• [GOAL]: What follows is a set of entries. Repeat them exactly, but not their pictures.

• [RECORDS PROVIDED]:

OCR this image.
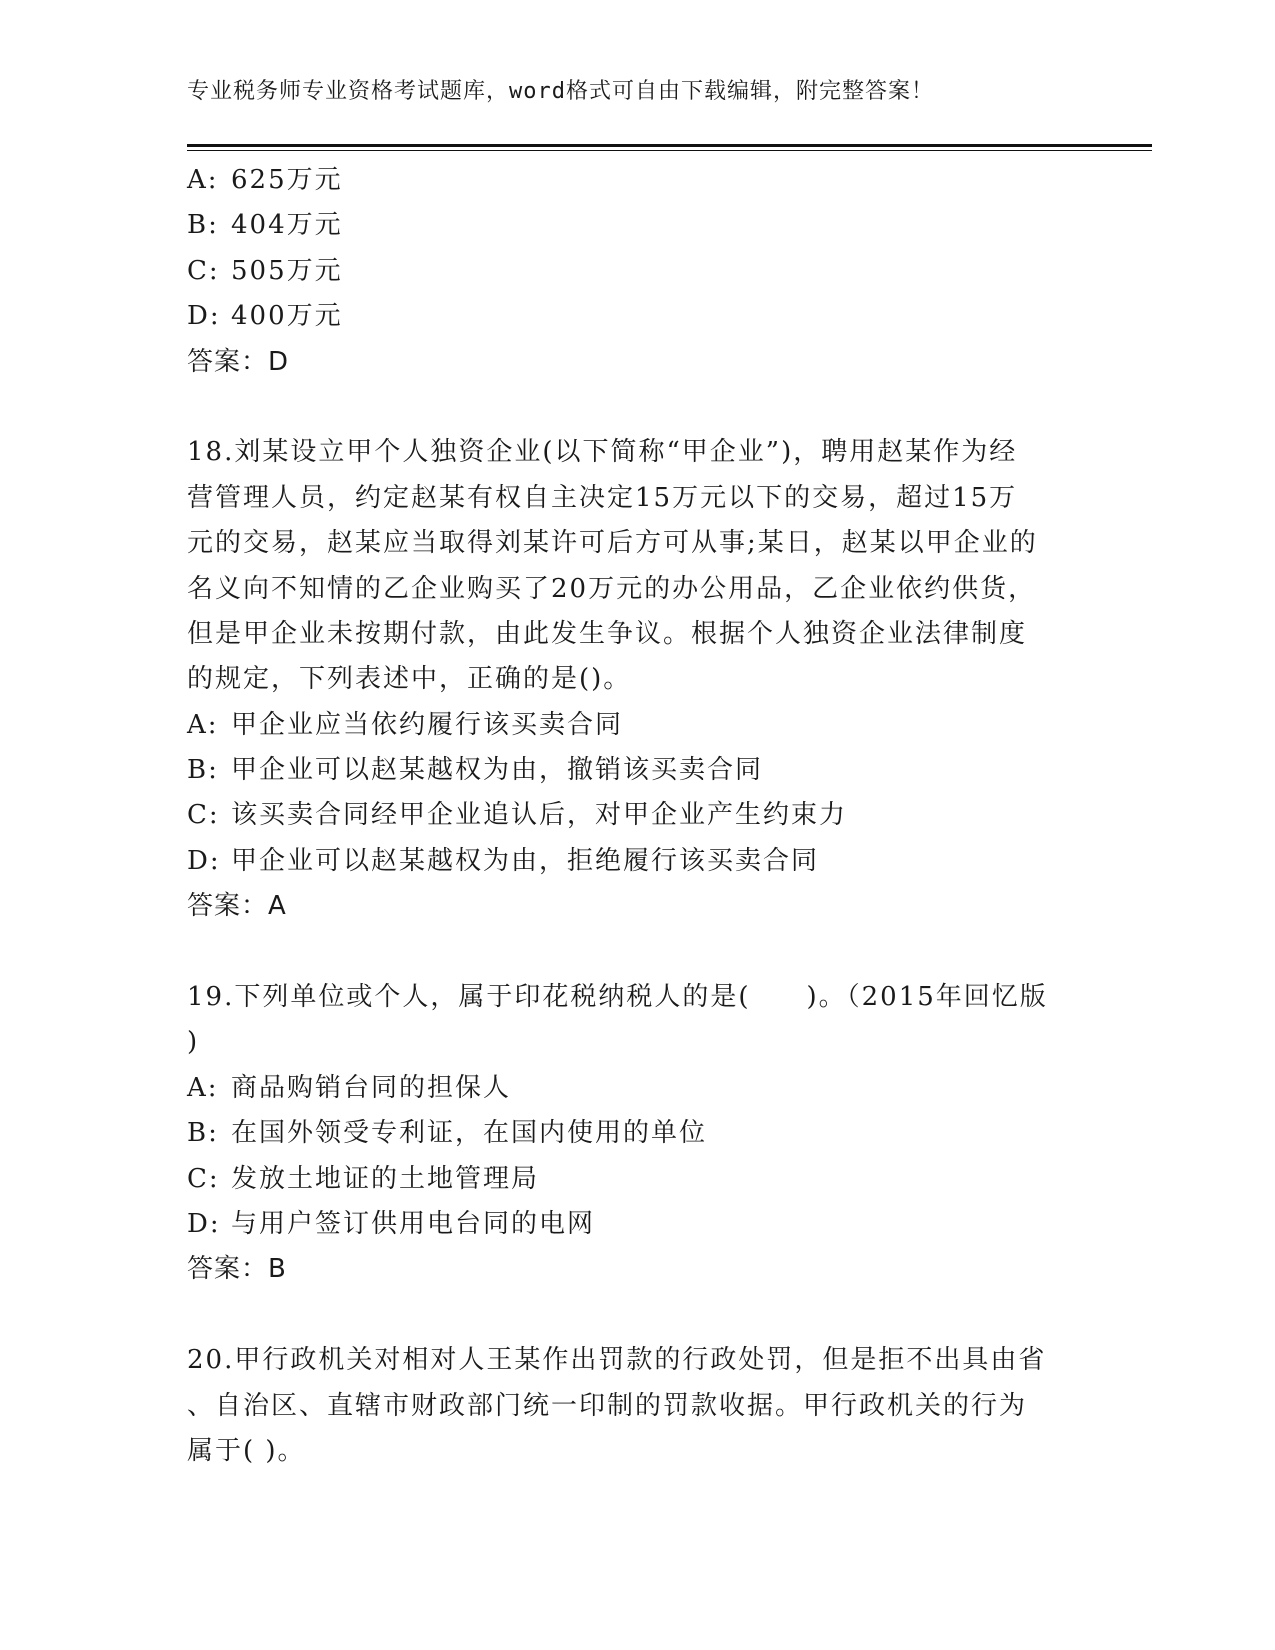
专业税务师专业资格考试题库，word格式可自由下载编辑，附完整答案！
A: 625万元
B: 404万元
C: 505万元
D: 400万元
答案：D
18.刘某设立甲个人独资企业(以下简称“甲企业”)，聘用赵某作为经
营管理人员，约定赵某有权自主决定15万元以下的交易，超过15万
元的交易，赵某应当取得刘某许可后方可从事;某日，赵某以甲企业的
名义向不知情的乙企业购买了20万元的办公用品，乙企业依约供货，
但是甲企业未按期付款，由此发生争议。根据个人独资企业法律制度
的规定，下列表述中，正确的是()。
A: 甲企业应当依约履行该买卖合同
B: 甲企业可以赵某越权为由，撤销该买卖合同
C: 该买卖合同经甲企业追认后，对甲企业产生约束力
D: 甲企业可以赵某越权为由，拒绝履行该买卖合同
答案：A
19.下列单位或个人，属于印花税纳税人的是(　　)。（2015年回忆版
)
A: 商品购销台同的担保人
B: 在国外领受专利证，在国内使用的单位
C: 发放土地证的土地管理局
D: 与用户签订供用电台同的电网
答案：B
20.甲行政机关对相对人王某作出罚款的行政处罚，但是拒不出具由省
、自治区、直辖市财政部门统一印制的罚款收据。甲行政机关的行为
属于( )。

• [RESPONSE TO THIS TASK]:
OCR this image.
专业税务师专业资格考试题库，word格式可自由下载编辑，附完整答案！
A: 625万元
B: 404万元
C: 505万元
D: 400万元
答案：D
18.刘某设立甲个人独资企业(以下简称“甲企业”)，聘用赵某作为经
营管理人员，约定赵某有权自主决定15万元以下的交易，超过15万
元的交易，赵某应当取得刘某许可后方可从事;某日，赵某以甲企业的
名义向不知情的乙企业购买了20万元的办公用品，乙企业依约供货，
但是甲企业未按期付款，由此发生争议。根据个人独资企业法律制度
的规定，下列表述中，正确的是()。
A: 甲企业应当依约履行该买卖合同
B: 甲企业可以赵某越权为由，撤销该买卖合同
C: 该买卖合同经甲企业追认后，对甲企业产生约束力
D: 甲企业可以赵某越权为由，拒绝履行该买卖合同
答案：A
19.下列单位或个人，属于印花税纳税人的是(　　)。（2015年回忆版
)
A: 商品购销台同的担保人
B: 在国外领受专利证，在国内使用的单位
C: 发放土地证的土地管理局
D: 与用户签订供用电台同的电网
答案：B
20.甲行政机关对相对人王某作出罚款的行政处罚，但是拒不出具由省
、自治区、直辖市财政部门统一印制的罚款收据。甲行政机关的行为
属于( )。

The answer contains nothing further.